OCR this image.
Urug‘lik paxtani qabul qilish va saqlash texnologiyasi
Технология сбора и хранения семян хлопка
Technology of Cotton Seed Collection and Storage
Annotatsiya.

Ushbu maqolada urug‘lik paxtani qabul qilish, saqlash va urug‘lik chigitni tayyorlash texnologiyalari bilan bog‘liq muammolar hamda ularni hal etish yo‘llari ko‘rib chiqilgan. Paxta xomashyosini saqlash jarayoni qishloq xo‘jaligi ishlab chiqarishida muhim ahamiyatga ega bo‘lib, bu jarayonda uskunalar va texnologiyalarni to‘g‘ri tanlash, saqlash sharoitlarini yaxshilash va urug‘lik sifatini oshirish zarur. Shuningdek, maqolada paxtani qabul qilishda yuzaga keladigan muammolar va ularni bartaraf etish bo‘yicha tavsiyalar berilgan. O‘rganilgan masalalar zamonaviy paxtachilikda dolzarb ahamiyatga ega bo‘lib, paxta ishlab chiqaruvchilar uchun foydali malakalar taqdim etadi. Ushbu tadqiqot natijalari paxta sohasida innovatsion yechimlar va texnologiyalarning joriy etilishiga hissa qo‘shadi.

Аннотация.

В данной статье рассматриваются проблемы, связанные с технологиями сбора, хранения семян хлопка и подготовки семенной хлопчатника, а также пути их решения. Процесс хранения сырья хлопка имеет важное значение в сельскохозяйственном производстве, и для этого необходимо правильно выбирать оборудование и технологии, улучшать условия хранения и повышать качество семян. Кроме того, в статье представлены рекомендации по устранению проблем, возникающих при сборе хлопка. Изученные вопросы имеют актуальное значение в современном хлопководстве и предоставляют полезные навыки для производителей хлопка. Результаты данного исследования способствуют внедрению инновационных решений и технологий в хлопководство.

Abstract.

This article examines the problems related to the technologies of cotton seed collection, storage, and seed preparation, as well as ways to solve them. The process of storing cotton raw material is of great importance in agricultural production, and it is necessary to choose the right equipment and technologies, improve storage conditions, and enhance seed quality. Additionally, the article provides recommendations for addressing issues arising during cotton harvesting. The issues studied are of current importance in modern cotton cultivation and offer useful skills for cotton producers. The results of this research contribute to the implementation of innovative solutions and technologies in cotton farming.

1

────────────────────

Exercise prompt: Count the lines of the listing above that include the word "сбора" and state the total with nothing else.

Task result: 2